-- Start Material shown --
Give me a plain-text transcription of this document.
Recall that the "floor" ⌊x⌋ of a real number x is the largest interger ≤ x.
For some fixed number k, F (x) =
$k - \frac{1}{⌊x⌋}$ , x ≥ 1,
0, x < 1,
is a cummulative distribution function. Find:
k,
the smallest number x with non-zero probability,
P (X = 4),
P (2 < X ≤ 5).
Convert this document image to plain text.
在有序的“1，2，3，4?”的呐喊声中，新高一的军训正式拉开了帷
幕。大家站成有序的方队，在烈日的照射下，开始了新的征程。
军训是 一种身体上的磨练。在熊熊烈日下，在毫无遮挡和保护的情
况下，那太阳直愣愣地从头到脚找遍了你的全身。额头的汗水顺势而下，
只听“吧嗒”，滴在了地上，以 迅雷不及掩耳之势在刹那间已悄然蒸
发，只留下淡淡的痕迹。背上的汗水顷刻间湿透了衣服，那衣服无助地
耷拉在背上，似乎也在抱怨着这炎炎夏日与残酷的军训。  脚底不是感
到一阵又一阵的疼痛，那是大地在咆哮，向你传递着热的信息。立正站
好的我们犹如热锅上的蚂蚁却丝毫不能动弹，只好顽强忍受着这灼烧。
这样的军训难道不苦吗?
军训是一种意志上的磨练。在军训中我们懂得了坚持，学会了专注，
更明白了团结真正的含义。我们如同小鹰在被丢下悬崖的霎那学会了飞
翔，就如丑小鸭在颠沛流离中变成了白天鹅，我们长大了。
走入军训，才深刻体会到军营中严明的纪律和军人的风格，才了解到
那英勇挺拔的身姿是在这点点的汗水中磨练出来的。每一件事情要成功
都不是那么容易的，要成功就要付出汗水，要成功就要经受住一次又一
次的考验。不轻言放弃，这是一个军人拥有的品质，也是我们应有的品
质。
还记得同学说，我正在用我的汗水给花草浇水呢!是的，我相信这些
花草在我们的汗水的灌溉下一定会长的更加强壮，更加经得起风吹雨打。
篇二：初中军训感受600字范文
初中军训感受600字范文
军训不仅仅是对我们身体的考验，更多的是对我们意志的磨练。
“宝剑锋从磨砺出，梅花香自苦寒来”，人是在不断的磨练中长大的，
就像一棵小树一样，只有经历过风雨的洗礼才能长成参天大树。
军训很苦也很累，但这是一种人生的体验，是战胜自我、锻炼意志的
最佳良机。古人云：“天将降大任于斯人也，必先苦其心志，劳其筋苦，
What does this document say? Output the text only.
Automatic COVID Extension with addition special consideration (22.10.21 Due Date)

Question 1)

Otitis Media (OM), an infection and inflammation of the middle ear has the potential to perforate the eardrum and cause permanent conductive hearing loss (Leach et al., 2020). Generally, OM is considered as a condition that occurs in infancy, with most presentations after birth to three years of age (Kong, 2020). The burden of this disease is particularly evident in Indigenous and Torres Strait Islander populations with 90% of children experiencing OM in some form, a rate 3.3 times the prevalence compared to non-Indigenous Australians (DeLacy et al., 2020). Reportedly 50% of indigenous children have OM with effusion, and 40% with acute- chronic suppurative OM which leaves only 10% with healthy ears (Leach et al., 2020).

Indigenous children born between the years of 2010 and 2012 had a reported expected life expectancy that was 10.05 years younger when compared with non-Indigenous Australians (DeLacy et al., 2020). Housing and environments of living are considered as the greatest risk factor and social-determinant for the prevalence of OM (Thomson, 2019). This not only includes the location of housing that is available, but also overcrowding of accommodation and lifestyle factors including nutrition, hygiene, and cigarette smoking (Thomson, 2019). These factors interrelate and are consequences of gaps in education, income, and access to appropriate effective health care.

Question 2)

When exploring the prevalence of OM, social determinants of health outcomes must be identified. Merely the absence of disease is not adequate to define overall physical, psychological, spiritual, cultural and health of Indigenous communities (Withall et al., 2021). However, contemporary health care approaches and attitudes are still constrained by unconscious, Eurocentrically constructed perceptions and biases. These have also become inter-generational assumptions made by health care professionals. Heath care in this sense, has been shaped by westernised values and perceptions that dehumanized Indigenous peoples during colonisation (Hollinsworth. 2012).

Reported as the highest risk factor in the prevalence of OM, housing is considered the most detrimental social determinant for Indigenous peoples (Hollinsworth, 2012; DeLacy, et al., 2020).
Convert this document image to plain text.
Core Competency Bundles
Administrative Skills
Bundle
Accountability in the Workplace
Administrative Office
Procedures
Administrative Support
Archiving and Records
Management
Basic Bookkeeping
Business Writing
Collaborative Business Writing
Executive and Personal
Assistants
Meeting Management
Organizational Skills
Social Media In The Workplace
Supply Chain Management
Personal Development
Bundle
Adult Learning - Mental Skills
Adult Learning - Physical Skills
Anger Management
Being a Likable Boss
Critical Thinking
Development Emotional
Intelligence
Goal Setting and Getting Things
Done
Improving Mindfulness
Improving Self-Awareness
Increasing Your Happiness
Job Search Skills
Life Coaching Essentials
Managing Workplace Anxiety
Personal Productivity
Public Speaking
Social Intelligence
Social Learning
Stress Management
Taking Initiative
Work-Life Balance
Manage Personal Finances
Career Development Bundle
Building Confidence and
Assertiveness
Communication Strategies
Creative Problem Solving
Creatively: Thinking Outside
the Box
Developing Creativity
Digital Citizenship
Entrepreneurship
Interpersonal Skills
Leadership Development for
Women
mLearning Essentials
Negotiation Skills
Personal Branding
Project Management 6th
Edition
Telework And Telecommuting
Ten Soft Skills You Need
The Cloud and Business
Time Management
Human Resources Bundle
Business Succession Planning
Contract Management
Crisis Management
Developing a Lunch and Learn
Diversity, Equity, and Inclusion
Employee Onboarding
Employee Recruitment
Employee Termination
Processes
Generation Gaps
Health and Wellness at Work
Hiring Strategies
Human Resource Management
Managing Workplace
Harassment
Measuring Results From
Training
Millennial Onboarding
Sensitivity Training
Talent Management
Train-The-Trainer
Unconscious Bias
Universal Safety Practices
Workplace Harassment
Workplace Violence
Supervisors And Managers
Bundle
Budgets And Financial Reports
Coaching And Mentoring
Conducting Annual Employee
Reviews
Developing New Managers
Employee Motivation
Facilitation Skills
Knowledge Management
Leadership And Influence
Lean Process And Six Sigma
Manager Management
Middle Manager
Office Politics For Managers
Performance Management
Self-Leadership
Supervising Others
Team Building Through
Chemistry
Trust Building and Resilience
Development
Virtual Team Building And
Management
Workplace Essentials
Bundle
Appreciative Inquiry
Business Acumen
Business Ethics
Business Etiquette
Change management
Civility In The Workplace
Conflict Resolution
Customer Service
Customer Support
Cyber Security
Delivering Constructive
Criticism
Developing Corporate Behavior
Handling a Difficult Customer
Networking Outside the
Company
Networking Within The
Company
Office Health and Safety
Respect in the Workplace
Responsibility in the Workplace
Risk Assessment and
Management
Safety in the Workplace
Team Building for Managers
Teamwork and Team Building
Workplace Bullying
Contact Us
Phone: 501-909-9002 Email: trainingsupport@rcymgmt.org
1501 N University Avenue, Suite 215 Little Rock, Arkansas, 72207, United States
-- End Material shown --
#### [Your goal]
Your answer should be only a number: how many lines of the data above contain the string "Team"?

#### [Exercise output]
4